→ **TASK REQUIREMENTS**: Go through the records and show each line where the word "dana" occurs.

→ **STORED ROWS**:

------------

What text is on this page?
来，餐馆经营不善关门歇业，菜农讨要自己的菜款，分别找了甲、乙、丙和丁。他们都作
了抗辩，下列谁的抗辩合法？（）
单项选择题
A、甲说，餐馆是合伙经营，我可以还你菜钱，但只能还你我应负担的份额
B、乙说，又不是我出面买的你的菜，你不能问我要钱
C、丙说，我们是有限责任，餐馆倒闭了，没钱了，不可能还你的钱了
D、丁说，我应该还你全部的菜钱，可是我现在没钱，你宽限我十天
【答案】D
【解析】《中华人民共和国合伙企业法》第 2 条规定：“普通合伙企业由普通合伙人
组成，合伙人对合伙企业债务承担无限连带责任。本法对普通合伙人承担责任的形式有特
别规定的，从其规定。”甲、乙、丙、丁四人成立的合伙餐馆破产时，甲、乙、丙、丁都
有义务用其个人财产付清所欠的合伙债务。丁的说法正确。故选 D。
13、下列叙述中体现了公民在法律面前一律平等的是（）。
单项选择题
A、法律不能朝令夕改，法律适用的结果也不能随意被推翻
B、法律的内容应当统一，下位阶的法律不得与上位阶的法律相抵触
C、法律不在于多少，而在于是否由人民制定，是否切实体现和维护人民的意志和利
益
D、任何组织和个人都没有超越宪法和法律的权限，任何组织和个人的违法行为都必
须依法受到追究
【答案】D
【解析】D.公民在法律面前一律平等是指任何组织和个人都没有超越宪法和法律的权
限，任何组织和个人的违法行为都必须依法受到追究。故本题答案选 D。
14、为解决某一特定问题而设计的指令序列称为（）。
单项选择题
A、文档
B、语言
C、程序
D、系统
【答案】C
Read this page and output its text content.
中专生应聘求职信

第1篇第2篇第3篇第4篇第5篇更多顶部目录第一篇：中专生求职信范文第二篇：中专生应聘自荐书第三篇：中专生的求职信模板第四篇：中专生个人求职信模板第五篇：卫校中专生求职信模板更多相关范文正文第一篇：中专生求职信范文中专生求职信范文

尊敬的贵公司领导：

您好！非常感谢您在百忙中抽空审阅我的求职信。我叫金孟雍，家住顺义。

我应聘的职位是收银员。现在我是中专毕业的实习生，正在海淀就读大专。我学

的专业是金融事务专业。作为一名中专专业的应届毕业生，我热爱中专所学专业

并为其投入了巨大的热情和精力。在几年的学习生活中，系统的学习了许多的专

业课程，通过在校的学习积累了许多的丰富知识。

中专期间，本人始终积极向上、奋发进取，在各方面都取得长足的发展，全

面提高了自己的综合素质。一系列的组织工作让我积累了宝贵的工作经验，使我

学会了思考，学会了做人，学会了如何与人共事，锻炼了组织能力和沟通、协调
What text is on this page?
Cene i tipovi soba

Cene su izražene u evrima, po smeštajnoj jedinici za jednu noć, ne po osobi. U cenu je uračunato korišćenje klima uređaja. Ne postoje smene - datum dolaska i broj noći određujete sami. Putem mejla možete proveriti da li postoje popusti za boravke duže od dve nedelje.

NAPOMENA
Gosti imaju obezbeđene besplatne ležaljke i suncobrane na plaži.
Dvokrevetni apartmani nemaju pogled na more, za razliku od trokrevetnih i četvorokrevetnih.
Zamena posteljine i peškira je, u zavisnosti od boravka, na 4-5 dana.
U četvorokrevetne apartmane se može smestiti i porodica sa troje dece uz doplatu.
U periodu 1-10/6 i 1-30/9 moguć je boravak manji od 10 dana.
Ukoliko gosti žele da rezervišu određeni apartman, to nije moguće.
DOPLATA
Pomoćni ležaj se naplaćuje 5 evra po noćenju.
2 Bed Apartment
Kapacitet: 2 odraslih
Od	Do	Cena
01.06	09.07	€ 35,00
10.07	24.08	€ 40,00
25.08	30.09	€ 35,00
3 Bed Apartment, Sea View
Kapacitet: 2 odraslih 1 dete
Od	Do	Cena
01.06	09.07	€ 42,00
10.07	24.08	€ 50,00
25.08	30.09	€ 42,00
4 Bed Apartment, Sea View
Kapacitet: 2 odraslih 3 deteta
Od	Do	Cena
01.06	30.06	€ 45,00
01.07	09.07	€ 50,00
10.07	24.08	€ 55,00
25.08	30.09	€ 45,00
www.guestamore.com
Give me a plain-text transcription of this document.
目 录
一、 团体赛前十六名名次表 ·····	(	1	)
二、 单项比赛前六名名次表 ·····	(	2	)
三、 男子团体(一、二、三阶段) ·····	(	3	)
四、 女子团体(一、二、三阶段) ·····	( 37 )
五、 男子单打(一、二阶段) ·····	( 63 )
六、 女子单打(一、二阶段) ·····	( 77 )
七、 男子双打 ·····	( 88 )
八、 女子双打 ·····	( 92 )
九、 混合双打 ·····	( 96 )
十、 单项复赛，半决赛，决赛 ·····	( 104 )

------------

→ **SOLUTION**:
Zamena posteljine i peškira je, u zavisnosti od boravka, na 4-5 dana.
U periodu 1-10/6 i 1-30/9 moguć je boravak manji od 10 dana.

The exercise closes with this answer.